# INPUT MATERIAL
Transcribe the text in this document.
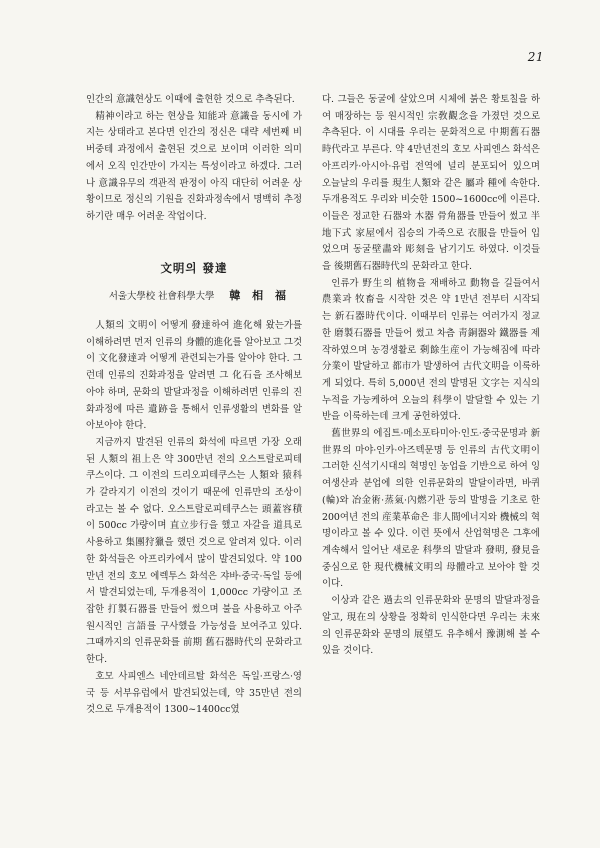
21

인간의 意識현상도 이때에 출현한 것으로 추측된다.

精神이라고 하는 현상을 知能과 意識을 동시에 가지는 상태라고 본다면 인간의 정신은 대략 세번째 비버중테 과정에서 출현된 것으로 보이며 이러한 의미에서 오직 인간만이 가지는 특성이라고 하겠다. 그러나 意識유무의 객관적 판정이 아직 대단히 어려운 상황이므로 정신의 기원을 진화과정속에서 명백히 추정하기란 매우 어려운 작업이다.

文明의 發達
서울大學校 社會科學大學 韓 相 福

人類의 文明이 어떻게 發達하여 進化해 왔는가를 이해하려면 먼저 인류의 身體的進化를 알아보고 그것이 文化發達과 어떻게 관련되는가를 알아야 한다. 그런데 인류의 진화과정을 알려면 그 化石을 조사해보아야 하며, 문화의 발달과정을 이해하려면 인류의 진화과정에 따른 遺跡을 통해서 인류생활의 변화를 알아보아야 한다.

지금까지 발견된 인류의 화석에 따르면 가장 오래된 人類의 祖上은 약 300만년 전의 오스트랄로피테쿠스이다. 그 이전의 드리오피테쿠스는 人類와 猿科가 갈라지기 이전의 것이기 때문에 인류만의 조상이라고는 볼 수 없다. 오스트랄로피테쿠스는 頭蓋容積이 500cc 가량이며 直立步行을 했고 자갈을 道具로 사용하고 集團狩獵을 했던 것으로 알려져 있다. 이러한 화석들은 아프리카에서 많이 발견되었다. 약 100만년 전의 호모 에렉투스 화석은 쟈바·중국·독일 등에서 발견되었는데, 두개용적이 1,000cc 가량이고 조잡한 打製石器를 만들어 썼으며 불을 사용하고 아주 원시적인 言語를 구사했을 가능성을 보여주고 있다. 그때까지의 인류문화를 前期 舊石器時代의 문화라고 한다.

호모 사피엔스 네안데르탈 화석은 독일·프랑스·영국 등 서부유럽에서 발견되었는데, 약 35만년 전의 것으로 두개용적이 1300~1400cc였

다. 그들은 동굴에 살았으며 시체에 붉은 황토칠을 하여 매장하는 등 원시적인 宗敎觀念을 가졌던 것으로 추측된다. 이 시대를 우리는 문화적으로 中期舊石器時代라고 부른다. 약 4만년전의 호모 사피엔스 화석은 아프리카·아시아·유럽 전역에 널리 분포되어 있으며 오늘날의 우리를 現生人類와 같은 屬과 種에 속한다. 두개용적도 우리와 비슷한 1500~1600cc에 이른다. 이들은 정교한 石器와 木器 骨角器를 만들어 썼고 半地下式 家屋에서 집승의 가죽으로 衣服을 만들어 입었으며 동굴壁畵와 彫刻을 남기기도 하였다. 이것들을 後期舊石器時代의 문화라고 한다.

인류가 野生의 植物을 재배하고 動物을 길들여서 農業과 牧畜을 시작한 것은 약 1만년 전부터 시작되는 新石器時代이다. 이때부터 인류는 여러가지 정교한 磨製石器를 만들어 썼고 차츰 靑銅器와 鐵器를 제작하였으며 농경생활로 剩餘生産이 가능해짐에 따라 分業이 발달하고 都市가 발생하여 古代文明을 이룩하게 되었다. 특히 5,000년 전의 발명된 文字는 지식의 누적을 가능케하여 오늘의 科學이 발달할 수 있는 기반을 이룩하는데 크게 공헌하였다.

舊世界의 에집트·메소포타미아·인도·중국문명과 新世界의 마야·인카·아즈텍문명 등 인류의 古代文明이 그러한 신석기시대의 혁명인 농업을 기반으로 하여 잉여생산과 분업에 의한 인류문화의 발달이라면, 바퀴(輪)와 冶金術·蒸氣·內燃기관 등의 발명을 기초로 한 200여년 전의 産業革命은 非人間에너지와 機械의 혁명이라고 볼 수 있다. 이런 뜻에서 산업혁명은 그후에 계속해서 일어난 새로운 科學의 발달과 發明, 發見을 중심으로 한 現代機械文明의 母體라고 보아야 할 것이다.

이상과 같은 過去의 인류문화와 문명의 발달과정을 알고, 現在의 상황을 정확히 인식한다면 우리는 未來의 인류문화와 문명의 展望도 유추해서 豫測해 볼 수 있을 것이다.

# TASK BRIEF
Leave the images out and output the remaining material exactly as it stands.

# RESPONSE
Transcribe the text in this document.
21

인간의 意識현상도 이때에 출현한 것으로 추측된다.

精神이라고 하는 현상을 知能과 意識을 동시에 가지는 상태라고 본다면 인간의 정신은 대략 세번째 비버중테 과정에서 출현된 것으로 보이며 이러한 의미에서 오직 인간만이 가지는 특성이라고 하겠다. 그러나 意識유무의 객관적 판정이 아직 대단히 어려운 상황이므로 정신의 기원을 진화과정속에서 명백히 추정하기란 매우 어려운 작업이다.

文明의 發達
서울大學校 社會科學大學 韓 相 福

人類의 文明이 어떻게 發達하여 進化해 왔는가를 이해하려면 먼저 인류의 身體的進化를 알아보고 그것이 文化發達과 어떻게 관련되는가를 알아야 한다. 그런데 인류의 진화과정을 알려면 그 化石을 조사해보아야 하며, 문화의 발달과정을 이해하려면 인류의 진화과정에 따른 遺跡을 통해서 인류생활의 변화를 알아보아야 한다.

지금까지 발견된 인류의 화석에 따르면 가장 오래된 人類의 祖上은 약 300만년 전의 오스트랄로피테쿠스이다. 그 이전의 드리오피테쿠스는 人類와 猿科가 갈라지기 이전의 것이기 때문에 인류만의 조상이라고는 볼 수 없다. 오스트랄로피테쿠스는 頭蓋容積이 500cc 가량이며 直立步行을 했고 자갈을 道具로 사용하고 集團狩獵을 했던 것으로 알려져 있다. 이러한 화석들은 아프리카에서 많이 발견되었다. 약 100만년 전의 호모 에렉투스 화석은 쟈바·중국·독일 등에서 발견되었는데, 두개용적이 1,000cc 가량이고 조잡한 打製石器를 만들어 썼으며 불을 사용하고 아주 원시적인 言語를 구사했을 가능성을 보여주고 있다. 그때까지의 인류문화를 前期 舊石器時代의 문화라고 한다.

호모 사피엔스 네안데르탈 화석은 독일·프랑스·영국 등 서부유럽에서 발견되었는데, 약 35만년 전의 것으로 두개용적이 1300~1400cc였

다. 그들은 동굴에 살았으며 시체에 붉은 황토칠을 하여 매장하는 등 원시적인 宗敎觀念을 가졌던 것으로 추측된다. 이 시대를 우리는 문화적으로 中期舊石器時代라고 부른다. 약 4만년전의 호모 사피엔스 화석은 아프리카·아시아·유럽 전역에 널리 분포되어 있으며 오늘날의 우리를 現生人類와 같은 屬과 種에 속한다. 두개용적도 우리와 비슷한 1500~1600cc에 이른다. 이들은 정교한 石器와 木器 骨角器를 만들어 썼고 半地下式 家屋에서 집승의 가죽으로 衣服을 만들어 입었으며 동굴壁畵와 彫刻을 남기기도 하였다. 이것들을 後期舊石器時代의 문화라고 한다.

인류가 野生의 植物을 재배하고 動物을 길들여서 農業과 牧畜을 시작한 것은 약 1만년 전부터 시작되는 新石器時代이다. 이때부터 인류는 여러가지 정교한 磨製石器를 만들어 썼고 차츰 靑銅器와 鐵器를 제작하였으며 농경생활로 剩餘生産이 가능해짐에 따라 分業이 발달하고 都市가 발생하여 古代文明을 이룩하게 되었다. 특히 5,000년 전의 발명된 文字는 지식의 누적을 가능케하여 오늘의 科學이 발달할 수 있는 기반을 이룩하는데 크게 공헌하였다.

舊世界의 에집트·메소포타미아·인도·중국문명과 新世界의 마야·인카·아즈텍문명 등 인류의 古代文明이 그러한 신석기시대의 혁명인 농업을 기반으로 하여 잉여생산과 분업에 의한 인류문화의 발달이라면, 바퀴(輪)와 冶金術·蒸氣·內燃기관 등의 발명을 기초로 한 200여년 전의 産業革命은 非人間에너지와 機械의 혁명이라고 볼 수 있다. 이런 뜻에서 산업혁명은 그후에 계속해서 일어난 새로운 科學의 발달과 發明, 發見을 중심으로 한 現代機械文明의 母體라고 보아야 할 것이다.

이상과 같은 過去의 인류문화와 문명의 발달과정을 알고, 現在의 상황을 정확히 인식한다면 우리는 未來의 인류문화와 문명의 展望도 유추해서 豫測해 볼 수 있을 것이다.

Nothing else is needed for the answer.